Good SRE programs provide spaces for young people to learn through interaction and discussion, focus on emotions, values, norms, relationships, safety, their world and experiences more effectively in order to be helpful. In our experience, there is very little focus on the mechanics and biology of sex.

According to a school-based health nurse, writing in a FPQ workshop evaluation, the most common question actually asked by young people in anonymous question box activity is: ‘How do I know if someone likes me?’

A second challenge is to move away from framing young people’s needs along risk paradigms. Health and Physical Education curriculums in Australia have frequently adopted a risk-based model, focusing on when and how young people experience risky health behaviours and exploring reasons and approaches to change these behaviours.5 By shifting to a strengths-based approach, and approaches grounded in health literacy, we can make much more progress in what is offered to young people in this the 21st century.

The World Health Organisation defines health literacy as an individual‘s ability to gain access to, understand and use health information and services in ways that promote and maintain good health. It can be useful to consider health literacy in terms of three dimensions:

  1. Functional: the acquisition of information relating to knowledge and services with respect to a health-related question;
  2. Interactive: understanding and skills to actively and independently engage with a health issue and to apply new information to changing circumstances; and
  3. Critical: the ability to selectively access and critically analyse health information in order to take action.6

Taking this kind of approach to the development of sexual health literacy also provides a clearer communication bridge between the health and education sectors. It draws focus to how SRE is taught, rather than what is being covered; and puts young people’s learning at the centre of the process, rather than on the periphery.

PROBLEM SET ->
1. Rewrite the paragraph of the SRE passage that begins "A second challenge is" in two or three shorter sentences, keeping its main facts.
2. Write the next paragraph of the SRE passage, picking up after its final sentence.
The material has nothing to do with this.

Document layout detection data:
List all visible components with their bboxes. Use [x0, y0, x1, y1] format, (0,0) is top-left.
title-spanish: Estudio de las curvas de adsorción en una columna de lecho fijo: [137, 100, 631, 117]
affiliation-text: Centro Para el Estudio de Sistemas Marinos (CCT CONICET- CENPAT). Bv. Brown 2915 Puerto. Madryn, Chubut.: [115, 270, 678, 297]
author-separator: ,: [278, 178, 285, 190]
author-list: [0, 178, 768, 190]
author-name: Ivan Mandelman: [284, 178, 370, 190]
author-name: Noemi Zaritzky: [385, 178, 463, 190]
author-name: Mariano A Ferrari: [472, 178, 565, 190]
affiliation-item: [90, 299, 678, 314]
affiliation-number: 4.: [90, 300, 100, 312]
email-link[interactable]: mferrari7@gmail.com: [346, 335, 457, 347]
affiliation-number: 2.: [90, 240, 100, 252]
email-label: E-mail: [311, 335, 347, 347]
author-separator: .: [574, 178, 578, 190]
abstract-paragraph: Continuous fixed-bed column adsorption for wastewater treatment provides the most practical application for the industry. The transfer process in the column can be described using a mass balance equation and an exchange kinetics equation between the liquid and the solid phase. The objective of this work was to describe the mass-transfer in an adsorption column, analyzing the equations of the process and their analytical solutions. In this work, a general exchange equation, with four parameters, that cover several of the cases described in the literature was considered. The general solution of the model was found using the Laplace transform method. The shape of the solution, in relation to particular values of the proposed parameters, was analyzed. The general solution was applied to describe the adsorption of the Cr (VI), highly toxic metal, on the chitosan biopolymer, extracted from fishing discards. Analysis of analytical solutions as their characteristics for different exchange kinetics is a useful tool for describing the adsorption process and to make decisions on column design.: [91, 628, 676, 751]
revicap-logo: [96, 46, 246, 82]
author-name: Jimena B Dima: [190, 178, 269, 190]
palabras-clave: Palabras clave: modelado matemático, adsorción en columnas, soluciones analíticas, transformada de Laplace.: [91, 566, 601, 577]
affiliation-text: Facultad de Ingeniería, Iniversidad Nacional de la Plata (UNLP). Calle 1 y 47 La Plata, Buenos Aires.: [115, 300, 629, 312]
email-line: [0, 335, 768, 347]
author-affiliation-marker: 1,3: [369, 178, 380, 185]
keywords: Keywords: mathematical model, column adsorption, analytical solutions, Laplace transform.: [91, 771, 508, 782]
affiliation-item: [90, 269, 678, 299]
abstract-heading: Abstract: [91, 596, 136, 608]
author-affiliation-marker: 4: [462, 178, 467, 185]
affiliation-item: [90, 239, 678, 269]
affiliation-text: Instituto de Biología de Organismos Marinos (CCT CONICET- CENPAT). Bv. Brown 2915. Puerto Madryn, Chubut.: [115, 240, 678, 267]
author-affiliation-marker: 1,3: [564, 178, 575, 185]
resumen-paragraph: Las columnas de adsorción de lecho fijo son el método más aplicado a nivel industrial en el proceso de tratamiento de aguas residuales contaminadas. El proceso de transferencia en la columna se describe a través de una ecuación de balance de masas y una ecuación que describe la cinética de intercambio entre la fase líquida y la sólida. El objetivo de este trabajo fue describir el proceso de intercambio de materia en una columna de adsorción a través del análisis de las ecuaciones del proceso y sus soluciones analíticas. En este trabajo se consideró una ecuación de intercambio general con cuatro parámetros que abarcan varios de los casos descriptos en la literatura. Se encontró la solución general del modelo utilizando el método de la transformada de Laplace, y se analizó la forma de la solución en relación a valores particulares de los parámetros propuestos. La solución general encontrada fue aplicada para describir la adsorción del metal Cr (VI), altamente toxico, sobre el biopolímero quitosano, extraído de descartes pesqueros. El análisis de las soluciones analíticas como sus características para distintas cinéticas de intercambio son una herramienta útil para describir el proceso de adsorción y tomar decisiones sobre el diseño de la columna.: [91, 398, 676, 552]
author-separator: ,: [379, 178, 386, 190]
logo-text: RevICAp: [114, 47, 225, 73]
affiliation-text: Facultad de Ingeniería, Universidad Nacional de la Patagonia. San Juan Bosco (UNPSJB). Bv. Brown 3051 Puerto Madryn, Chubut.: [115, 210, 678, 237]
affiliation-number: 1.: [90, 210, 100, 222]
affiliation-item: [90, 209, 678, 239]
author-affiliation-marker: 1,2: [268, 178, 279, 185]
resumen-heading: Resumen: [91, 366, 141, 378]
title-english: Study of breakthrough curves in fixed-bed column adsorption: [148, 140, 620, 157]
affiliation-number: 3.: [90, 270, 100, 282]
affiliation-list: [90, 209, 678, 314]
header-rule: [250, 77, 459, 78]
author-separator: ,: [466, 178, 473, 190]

SOLVED TASKS ->
1. The second challenge is to stop framing young people's needs in terms of risk. Australian Health and Physical Education curriculums have often used a risk-based model that looks at when and how young people take health risks and at ways to change those behaviors. A strengths-based approach grounded in health literacy could achieve much more for young people in the 21st century.

2.
A developmental and staged approach to SRE, with the goal of sexual health literacy, is also consistent with the evidence base of children’s sexual development. Sexuality does not suddenly get switched on when the hormones of puberty start coursing through our bodies.7 Children are learning about themselves, their bodies and their relationships from the moment they are born. SRE programs need to reflect this reality and there are some excellent examples of age-appropriate resources being used in early childhood settings.

A third challenge for health advocates is to not undermine the role of teachers while supporting greater access for young people to SRE. The research in this area is unequivocal. Comprehensive SRE is most effective when delivered by teachers in an ongoing way. Teachers need to be supported by professional development opportunities, access to up-to-date resources and policy and curriculum endorsements.4

Moving away from thinking about SRE as delivery of specified program content, to a paradigm of facilitating the ongoing learning of children and young people is the most powerful contribution we can currently make to supporting the new curriculum.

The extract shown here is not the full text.